Written task
Scan the following material for the string "zestawie" and copy each line in which it appears.

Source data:
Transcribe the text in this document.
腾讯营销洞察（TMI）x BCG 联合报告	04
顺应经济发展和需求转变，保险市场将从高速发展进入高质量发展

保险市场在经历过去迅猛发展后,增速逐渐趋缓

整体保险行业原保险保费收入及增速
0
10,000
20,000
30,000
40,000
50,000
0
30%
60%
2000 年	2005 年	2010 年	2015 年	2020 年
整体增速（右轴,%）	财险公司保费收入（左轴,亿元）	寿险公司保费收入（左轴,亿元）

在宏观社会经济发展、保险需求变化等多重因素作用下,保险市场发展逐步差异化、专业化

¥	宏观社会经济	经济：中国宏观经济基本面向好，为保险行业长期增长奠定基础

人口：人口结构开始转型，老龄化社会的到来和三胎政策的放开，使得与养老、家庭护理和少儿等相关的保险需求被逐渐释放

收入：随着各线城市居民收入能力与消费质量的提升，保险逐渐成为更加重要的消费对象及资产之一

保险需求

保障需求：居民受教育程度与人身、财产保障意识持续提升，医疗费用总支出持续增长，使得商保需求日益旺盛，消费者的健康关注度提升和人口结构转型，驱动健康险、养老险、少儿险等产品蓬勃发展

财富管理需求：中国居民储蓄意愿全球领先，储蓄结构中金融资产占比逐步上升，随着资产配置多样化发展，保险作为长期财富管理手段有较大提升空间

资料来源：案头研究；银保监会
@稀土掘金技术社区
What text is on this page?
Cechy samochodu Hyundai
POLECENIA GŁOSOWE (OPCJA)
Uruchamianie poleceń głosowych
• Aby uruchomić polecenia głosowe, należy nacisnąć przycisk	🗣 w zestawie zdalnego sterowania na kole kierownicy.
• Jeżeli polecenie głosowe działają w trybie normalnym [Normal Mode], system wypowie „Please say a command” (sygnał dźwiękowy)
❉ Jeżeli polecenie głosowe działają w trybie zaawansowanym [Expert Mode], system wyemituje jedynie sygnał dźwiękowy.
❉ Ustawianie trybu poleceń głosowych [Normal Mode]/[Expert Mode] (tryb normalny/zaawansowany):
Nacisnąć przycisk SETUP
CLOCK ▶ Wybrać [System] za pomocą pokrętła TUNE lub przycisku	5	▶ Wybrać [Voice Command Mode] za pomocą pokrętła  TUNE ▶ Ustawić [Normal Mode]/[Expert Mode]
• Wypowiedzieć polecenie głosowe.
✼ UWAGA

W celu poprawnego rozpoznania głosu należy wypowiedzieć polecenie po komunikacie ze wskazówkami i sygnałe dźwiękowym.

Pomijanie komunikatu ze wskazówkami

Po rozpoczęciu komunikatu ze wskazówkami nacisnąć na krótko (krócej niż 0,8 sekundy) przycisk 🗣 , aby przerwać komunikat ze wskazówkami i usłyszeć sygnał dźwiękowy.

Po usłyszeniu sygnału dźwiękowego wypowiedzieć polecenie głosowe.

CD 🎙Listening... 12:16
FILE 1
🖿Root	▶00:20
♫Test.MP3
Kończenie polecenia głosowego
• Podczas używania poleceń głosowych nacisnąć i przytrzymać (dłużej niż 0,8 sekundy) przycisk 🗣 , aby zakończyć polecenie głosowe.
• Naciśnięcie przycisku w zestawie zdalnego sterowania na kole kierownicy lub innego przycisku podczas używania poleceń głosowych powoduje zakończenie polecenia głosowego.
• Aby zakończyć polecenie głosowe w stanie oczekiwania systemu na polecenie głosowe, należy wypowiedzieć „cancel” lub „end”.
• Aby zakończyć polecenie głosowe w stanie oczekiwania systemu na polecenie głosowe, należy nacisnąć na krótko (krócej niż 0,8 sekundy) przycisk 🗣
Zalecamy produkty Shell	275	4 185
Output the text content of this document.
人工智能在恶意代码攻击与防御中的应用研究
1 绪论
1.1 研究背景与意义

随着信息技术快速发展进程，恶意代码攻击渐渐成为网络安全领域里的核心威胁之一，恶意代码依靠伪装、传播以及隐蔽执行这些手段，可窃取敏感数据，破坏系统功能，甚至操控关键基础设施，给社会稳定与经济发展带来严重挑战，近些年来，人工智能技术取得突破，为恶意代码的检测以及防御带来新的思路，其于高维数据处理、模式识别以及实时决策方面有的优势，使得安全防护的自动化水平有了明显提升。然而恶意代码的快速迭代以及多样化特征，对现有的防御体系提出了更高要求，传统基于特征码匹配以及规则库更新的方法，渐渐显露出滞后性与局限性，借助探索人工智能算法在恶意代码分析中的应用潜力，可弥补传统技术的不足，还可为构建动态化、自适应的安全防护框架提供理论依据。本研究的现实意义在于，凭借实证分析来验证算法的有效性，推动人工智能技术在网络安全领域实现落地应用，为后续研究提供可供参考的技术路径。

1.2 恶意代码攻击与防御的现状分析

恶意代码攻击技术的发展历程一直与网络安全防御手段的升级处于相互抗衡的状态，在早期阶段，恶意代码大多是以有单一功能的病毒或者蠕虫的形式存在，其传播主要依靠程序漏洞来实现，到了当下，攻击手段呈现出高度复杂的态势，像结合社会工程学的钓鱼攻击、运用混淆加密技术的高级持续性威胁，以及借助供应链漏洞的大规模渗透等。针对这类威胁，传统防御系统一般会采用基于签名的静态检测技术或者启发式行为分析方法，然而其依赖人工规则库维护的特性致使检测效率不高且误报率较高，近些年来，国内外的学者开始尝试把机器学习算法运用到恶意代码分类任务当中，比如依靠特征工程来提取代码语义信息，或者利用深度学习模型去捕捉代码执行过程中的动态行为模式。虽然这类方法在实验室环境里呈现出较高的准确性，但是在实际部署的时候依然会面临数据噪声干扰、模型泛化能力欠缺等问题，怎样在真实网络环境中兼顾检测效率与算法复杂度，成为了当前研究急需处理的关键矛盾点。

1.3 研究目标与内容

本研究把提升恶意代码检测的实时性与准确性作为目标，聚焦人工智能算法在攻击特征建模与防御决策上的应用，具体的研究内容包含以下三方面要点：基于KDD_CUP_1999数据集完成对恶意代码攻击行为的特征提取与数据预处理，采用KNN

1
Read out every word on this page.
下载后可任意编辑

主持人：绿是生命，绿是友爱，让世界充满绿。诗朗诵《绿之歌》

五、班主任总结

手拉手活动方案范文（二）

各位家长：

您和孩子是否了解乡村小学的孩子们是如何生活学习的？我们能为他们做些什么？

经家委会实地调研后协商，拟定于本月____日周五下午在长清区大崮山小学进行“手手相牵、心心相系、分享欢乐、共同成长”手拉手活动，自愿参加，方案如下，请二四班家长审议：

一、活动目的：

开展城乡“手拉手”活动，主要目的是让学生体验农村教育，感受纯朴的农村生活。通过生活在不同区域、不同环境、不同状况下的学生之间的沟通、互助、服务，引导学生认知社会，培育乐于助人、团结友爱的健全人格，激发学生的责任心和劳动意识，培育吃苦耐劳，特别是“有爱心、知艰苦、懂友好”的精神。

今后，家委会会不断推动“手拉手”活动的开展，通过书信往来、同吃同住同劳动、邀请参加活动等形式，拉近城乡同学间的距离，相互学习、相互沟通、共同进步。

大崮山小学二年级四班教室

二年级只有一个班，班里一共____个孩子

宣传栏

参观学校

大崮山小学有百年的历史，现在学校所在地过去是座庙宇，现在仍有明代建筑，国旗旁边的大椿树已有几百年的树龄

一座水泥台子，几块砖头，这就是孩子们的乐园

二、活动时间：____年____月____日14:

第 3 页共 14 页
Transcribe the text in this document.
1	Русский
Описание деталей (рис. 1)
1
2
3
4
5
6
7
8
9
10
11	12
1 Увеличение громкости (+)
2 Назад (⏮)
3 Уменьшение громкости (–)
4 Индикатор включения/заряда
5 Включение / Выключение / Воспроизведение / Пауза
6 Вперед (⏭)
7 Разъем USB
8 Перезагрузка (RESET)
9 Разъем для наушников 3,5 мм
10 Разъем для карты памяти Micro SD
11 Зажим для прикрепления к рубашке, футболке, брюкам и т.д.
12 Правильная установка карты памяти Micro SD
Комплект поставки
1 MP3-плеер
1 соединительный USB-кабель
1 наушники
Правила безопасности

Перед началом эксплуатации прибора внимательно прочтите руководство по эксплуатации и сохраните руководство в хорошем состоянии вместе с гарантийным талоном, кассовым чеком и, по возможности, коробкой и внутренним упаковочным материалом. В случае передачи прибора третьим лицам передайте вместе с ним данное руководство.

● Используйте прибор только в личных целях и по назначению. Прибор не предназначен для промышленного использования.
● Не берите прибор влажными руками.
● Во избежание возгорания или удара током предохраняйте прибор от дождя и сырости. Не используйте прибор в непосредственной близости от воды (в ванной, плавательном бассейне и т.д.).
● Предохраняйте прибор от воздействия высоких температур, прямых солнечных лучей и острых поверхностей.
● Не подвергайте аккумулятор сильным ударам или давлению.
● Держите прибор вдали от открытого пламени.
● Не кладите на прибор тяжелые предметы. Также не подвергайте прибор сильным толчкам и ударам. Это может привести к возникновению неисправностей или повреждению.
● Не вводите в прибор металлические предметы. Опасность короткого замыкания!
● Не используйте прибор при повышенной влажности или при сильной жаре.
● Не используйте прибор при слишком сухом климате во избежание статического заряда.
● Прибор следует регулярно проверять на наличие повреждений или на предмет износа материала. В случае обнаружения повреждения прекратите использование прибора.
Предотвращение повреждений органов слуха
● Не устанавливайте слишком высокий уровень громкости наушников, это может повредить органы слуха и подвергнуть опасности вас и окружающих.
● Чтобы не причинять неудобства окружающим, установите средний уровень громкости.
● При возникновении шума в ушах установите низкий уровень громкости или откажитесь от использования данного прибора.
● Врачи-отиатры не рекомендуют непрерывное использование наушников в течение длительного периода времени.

Final answer
• Aby uruchomić polecenia głosowe, należy nacisnąć przycisk	🗣 w zestawie zdalnego sterowania na kole kierownicy.
• Naciśnięcie przycisku w zestawie zdalnego sterowania na kole kierownicy lub innego przycisku podczas używania poleceń głosowych powoduje zakończenie polecenia głosowego.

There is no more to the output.